(Document transcription data)
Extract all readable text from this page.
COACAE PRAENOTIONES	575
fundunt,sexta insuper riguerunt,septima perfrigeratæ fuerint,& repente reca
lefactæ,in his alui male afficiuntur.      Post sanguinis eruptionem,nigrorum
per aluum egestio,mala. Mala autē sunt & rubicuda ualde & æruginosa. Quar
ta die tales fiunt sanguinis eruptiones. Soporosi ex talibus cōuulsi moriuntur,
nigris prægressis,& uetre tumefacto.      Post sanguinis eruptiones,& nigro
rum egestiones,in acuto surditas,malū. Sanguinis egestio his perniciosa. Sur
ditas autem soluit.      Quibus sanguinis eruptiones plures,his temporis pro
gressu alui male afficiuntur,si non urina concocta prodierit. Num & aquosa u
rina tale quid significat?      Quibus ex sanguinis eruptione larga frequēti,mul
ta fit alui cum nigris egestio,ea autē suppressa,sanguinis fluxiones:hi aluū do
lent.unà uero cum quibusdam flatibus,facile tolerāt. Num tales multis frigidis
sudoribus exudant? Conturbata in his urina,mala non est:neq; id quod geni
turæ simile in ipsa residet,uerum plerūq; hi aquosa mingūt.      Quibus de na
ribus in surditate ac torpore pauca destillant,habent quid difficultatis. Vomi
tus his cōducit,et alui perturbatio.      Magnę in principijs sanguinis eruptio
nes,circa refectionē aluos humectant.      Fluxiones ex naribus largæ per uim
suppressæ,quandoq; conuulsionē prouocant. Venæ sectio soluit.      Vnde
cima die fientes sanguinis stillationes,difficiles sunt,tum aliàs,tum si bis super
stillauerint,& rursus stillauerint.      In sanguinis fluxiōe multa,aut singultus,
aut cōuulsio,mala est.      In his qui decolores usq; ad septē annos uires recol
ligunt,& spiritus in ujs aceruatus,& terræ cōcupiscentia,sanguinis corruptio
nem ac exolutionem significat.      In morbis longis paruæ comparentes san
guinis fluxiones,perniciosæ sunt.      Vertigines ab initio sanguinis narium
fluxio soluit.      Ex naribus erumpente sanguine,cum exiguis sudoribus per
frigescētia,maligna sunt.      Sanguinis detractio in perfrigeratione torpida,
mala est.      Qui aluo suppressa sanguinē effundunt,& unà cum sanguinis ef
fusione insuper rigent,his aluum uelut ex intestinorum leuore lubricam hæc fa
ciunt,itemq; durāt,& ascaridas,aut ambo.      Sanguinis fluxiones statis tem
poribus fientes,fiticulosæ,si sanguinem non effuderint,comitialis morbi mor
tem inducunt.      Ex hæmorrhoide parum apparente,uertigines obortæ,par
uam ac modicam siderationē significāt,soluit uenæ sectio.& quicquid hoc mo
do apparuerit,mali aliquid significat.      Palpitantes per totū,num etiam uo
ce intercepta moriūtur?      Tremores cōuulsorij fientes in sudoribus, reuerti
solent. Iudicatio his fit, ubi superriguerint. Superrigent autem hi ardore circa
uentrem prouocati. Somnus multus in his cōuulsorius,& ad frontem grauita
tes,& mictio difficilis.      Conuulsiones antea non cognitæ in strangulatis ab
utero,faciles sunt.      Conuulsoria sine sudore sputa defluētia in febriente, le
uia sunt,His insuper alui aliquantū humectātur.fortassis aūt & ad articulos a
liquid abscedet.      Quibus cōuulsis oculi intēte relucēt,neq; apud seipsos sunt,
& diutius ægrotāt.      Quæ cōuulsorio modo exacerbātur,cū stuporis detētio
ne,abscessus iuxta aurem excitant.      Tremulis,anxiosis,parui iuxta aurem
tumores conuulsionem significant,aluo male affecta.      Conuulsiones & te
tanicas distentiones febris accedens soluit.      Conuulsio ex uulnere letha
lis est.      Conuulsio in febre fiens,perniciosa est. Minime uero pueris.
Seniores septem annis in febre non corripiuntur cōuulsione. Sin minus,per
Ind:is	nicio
==
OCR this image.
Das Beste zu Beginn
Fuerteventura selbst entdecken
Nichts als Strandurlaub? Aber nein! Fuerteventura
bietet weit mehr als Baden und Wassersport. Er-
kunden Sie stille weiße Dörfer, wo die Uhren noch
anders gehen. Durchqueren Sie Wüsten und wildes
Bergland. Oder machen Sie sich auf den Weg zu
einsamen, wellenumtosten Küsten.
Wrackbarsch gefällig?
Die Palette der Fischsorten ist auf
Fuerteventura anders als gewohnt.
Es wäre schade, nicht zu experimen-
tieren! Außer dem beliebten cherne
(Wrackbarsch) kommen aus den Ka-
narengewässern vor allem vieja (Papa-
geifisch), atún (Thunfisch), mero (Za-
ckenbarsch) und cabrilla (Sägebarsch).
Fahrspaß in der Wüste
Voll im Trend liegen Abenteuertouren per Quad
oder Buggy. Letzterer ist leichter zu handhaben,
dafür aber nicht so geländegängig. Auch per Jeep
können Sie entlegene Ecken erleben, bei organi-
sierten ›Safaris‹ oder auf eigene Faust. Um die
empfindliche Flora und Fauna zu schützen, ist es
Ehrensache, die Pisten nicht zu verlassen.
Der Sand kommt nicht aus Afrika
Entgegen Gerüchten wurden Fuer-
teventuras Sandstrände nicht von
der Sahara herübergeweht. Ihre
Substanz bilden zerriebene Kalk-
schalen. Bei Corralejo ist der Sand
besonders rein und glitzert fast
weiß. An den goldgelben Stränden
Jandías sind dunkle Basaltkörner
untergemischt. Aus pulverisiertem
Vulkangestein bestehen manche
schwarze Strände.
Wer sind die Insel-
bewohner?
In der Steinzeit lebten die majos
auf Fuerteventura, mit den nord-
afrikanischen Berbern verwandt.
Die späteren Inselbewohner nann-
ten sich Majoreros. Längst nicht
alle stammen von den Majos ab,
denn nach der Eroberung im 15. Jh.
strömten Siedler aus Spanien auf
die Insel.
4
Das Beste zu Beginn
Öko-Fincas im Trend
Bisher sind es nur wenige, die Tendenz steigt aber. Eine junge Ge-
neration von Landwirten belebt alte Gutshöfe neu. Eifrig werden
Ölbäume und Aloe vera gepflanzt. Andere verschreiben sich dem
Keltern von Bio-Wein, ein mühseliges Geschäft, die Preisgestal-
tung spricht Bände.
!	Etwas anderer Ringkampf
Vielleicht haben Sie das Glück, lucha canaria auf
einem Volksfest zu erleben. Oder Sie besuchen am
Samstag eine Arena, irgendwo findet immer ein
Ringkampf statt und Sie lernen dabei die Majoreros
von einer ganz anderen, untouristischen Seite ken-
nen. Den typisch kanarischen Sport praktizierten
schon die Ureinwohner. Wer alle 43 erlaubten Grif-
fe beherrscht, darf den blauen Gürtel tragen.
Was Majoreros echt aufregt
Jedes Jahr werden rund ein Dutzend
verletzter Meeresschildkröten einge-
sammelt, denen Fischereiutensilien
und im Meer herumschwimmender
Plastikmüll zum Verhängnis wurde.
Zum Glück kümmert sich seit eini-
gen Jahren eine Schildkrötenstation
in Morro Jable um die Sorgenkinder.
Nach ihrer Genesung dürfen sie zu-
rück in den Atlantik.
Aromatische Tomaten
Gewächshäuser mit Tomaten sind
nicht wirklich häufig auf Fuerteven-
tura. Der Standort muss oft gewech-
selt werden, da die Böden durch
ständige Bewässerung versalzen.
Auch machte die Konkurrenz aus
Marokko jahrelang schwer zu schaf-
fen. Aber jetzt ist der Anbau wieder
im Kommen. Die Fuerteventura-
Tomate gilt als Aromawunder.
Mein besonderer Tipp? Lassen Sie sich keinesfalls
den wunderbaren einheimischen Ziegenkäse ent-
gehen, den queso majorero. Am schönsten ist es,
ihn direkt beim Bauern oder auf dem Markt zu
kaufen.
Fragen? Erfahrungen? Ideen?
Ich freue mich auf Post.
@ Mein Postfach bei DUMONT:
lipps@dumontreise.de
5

_ASSIGNMENT_. Report how many lines in the records hold the word "Conuulsiones", giving the number and nothing else.

_SOLUTION TO THIS TASK_. 2